*Brief*: Retype the records that come next, word for word.

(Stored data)
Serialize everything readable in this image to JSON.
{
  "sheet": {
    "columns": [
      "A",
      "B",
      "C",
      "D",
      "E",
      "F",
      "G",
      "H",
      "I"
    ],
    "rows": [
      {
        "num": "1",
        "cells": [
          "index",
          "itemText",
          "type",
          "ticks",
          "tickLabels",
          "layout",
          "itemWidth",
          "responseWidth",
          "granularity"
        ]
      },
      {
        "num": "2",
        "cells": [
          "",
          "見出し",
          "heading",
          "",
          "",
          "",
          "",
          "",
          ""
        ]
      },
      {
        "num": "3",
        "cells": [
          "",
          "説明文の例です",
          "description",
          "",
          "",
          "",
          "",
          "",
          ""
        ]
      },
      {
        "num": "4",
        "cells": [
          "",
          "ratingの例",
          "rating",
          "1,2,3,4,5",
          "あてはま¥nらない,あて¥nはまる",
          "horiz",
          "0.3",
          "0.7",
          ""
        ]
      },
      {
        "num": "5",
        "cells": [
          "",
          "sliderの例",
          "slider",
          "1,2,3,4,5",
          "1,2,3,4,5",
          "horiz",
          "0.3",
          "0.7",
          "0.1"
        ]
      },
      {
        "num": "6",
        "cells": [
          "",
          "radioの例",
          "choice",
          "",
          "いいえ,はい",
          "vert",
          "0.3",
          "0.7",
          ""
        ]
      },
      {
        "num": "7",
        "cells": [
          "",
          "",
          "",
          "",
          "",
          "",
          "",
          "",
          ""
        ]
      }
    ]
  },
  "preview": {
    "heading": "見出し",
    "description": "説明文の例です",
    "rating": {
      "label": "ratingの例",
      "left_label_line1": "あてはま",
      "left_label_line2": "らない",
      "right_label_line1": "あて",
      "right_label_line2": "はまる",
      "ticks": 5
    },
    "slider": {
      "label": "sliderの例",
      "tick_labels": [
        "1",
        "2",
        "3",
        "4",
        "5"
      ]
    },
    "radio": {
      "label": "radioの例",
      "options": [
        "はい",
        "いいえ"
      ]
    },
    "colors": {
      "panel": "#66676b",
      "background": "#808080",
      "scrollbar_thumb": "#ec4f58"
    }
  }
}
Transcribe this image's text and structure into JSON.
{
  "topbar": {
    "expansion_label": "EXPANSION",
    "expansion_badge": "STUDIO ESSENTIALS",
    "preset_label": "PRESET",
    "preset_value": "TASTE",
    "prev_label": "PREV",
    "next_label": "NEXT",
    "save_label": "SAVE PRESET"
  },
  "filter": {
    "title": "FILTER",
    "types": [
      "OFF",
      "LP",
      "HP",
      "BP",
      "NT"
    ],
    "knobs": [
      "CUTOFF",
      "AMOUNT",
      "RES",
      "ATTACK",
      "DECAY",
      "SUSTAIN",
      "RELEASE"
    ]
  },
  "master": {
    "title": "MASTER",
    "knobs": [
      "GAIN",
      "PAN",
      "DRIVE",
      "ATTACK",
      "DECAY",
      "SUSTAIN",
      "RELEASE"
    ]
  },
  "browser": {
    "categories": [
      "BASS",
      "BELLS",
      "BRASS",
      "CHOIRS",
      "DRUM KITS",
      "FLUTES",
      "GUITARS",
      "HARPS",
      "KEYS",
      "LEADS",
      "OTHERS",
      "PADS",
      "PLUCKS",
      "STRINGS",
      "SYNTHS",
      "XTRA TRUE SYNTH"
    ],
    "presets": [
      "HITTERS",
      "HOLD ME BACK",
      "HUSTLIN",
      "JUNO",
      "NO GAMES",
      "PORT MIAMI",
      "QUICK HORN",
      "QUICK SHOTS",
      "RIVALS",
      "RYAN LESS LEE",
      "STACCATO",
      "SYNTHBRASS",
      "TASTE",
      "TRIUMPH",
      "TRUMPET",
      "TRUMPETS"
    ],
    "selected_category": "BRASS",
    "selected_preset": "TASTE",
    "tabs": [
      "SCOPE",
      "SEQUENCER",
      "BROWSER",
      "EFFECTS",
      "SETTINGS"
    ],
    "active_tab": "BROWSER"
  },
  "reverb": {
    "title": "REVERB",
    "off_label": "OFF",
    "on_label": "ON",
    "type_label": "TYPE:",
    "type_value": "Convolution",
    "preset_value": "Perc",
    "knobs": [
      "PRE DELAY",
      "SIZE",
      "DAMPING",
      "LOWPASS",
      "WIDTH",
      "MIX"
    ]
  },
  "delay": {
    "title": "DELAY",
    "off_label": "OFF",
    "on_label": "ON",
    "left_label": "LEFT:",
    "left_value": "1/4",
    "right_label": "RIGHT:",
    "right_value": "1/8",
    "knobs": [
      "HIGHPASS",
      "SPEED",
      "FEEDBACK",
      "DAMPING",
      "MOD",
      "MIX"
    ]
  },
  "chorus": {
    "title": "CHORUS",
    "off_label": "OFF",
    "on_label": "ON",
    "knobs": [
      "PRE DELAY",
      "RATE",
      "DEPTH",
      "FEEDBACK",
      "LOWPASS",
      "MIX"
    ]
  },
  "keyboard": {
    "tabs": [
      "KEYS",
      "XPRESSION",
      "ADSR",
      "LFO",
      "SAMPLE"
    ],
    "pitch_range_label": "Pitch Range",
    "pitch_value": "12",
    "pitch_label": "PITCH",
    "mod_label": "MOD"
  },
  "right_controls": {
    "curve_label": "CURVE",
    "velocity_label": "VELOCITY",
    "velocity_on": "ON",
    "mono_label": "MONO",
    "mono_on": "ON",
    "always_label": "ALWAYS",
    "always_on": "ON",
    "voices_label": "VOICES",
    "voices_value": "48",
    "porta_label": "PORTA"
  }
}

*Answer to the task*:
Serialize everything readable in this image to JSON.
{
  "sheet": {
    "columns": [
      "A",
      "B",
      "C",
      "D",
      "E",
      "F",
      "G",
      "H",
      "I"
    ],
    "rows": [
      {
        "num": "1",
        "cells": [
          "index",
          "itemText",
          "type",
          "ticks",
          "tickLabels",
          "layout",
          "itemWidth",
          "responseWidth",
          "granularity"
        ]
      },
      {
        "num": "2",
        "cells": [
          "",
          "見出し",
          "heading",
          "",
          "",
          "",
          "",
          "",
          ""
        ]
      },
      {
        "num": "3",
        "cells": [
          "",
          "説明文の例です",
          "description",
          "",
          "",
          "",
          "",
          "",
          ""
        ]
      },
      {
        "num": "4",
        "cells": [
          "",
          "ratingの例",
          "rating",
          "1,2,3,4,5",
          "あてはま¥nらない,あて¥nはまる",
          "horiz",
          "0.3",
          "0.7",
          ""
        ]
      },
      {
        "num": "5",
        "cells": [
          "",
          "sliderの例",
          "slider",
          "1,2,3,4,5",
          "1,2,3,4,5",
          "horiz",
          "0.3",
          "0.7",
          "0.1"
        ]
      },
      {
        "num": "6",
        "cells": [
          "",
          "radioの例",
          "choice",
          "",
          "いいえ,はい",
          "vert",
          "0.3",
          "0.7",
          ""
        ]
      },
      {
        "num": "7",
        "cells": [
          "",
          "",
          "",
          "",
          "",
          "",
          "",
          "",
          ""
        ]
      }
    ]
  },
  "preview": {
    "heading": "見出し",
    "description": "説明文の例です",
    "rating": {
      "label": "ratingの例",
      "left_label_line1": "あてはま",
      "left_label_line2": "らない",
      "right_label_line1": "あて",
      "right_label_line2": "はまる",
      "ticks": 5
    },
    "slider": {
      "label": "sliderの例",
      "tick_labels": [
        "1",
        "2",
        "3",
        "4",
        "5"
      ]
    },
    "radio": {
      "label": "radioの例",
      "options": [
        "はい",
        "いいえ"
      ]
    },
    "colors": {
      "panel": "#66676b",
      "background": "#808080",
      "scrollbar_thumb": "#ec4f58"
    }
  }
}
Transcribe this image's text and structure into JSON.
{
  "topbar": {
    "expansion_label": "EXPANSION",
    "expansion_badge": "STUDIO ESSENTIALS",
    "preset_label": "PRESET",
    "preset_value": "TASTE",
    "prev_label": "PREV",
    "next_label": "NEXT",
    "save_label": "SAVE PRESET"
  },
  "filter": {
    "title": "FILTER",
    "types": [
      "OFF",
      "LP",
      "HP",
      "BP",
      "NT"
    ],
    "knobs": [
      "CUTOFF",
      "AMOUNT",
      "RES",
      "ATTACK",
      "DECAY",
      "SUSTAIN",
      "RELEASE"
    ]
  },
  "master": {
    "title": "MASTER",
    "knobs": [
      "GAIN",
      "PAN",
      "DRIVE",
      "ATTACK",
      "DECAY",
      "SUSTAIN",
      "RELEASE"
    ]
  },
  "browser": {
    "categories": [
      "BASS",
      "BELLS",
      "BRASS",
      "CHOIRS",
      "DRUM KITS",
      "FLUTES",
      "GUITARS",
      "HARPS",
      "KEYS",
      "LEADS",
      "OTHERS",
      "PADS",
      "PLUCKS",
      "STRINGS",
      "SYNTHS",
      "XTRA TRUE SYNTH"
    ],
    "presets": [
      "HITTERS",
      "HOLD ME BACK",
      "HUSTLIN",
      "JUNO",
      "NO GAMES",
      "PORT MIAMI",
      "QUICK HORN",
      "QUICK SHOTS",
      "RIVALS",
      "RYAN LESS LEE",
      "STACCATO",
      "SYNTHBRASS",
      "TASTE",
      "TRIUMPH",
      "TRUMPET",
      "TRUMPETS"
    ],
    "selected_category": "BRASS",
    "selected_preset": "TASTE",
    "tabs": [
      "SCOPE",
      "SEQUENCER",
      "BROWSER",
      "EFFECTS",
      "SETTINGS"
    ],
    "active_tab": "BROWSER"
  },
  "reverb": {
    "title": "REVERB",
    "off_label": "OFF",
    "on_label": "ON",
    "type_label": "TYPE:",
    "type_value": "Convolution",
    "preset_value": "Perc",
    "knobs": [
      "PRE DELAY",
      "SIZE",
      "DAMPING",
      "LOWPASS",
      "WIDTH",
      "MIX"
    ]
  },
  "delay": {
    "title": "DELAY",
    "off_label": "OFF",
    "on_label": "ON",
    "left_label": "LEFT:",
    "left_value": "1/4",
    "right_label": "RIGHT:",
    "right_value": "1/8",
    "knobs": [
      "HIGHPASS",
      "SPEED",
      "FEEDBACK",
      "DAMPING",
      "MOD",
      "MIX"
    ]
  },
  "chorus": {
    "title": "CHORUS",
    "off_label": "OFF",
    "on_label": "ON",
    "knobs": [
      "PRE DELAY",
      "RATE",
      "DEPTH",
      "FEEDBACK",
      "LOWPASS",
      "MIX"
    ]
  },
  "keyboard": {
    "tabs": [
      "KEYS",
      "XPRESSION",
      "ADSR",
      "LFO",
      "SAMPLE"
    ],
    "pitch_range_label": "Pitch Range",
    "pitch_value": "12",
    "pitch_label": "PITCH",
    "mod_label": "MOD"
  },
  "right_controls": {
    "curve_label": "CURVE",
    "velocity_label": "VELOCITY",
    "velocity_on": "ON",
    "mono_label": "MONO",
    "mono_on": "ON",
    "always_label": "ALWAYS",
    "always_on": "ON",
    "voices_label": "VOICES",
    "voices_value": "48",
    "porta_label": "PORTA"
  }
}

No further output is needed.